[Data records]
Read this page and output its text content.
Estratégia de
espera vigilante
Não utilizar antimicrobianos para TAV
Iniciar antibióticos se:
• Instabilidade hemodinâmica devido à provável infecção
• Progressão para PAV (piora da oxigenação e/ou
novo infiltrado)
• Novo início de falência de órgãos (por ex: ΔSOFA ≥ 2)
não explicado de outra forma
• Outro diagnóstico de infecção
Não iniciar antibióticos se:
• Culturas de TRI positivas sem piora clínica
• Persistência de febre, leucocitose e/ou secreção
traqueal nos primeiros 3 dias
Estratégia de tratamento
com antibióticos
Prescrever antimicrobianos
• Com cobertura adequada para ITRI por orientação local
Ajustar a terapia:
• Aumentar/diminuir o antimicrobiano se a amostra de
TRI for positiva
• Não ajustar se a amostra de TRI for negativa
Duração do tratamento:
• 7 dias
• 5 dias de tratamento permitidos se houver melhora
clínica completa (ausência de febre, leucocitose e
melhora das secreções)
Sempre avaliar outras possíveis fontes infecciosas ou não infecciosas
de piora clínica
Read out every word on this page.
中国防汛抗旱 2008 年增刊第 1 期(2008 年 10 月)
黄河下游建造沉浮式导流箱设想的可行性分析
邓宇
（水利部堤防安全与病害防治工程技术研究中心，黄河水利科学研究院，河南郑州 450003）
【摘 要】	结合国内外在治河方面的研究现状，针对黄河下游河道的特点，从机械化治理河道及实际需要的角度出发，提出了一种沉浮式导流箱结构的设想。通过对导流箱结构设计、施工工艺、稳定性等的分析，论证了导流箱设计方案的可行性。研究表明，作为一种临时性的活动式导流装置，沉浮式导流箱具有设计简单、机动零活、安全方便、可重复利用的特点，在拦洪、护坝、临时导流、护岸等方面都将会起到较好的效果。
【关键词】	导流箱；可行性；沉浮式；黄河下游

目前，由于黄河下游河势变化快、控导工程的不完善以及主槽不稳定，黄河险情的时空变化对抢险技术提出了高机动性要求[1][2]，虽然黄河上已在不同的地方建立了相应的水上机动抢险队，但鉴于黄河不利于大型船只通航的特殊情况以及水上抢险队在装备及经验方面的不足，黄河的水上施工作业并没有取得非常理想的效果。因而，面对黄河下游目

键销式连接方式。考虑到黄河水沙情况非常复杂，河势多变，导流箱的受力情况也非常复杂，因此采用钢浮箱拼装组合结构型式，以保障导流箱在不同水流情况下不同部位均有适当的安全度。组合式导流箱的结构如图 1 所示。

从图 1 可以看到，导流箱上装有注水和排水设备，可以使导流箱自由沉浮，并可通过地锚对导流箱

• [Instruction]
Copy out every line in the listing where the word "tratamento" appears.

• [Written answer]
Estratégia de tratamento
Duração do tratamento:
• 5 dias de tratamento permitidos se houver melhora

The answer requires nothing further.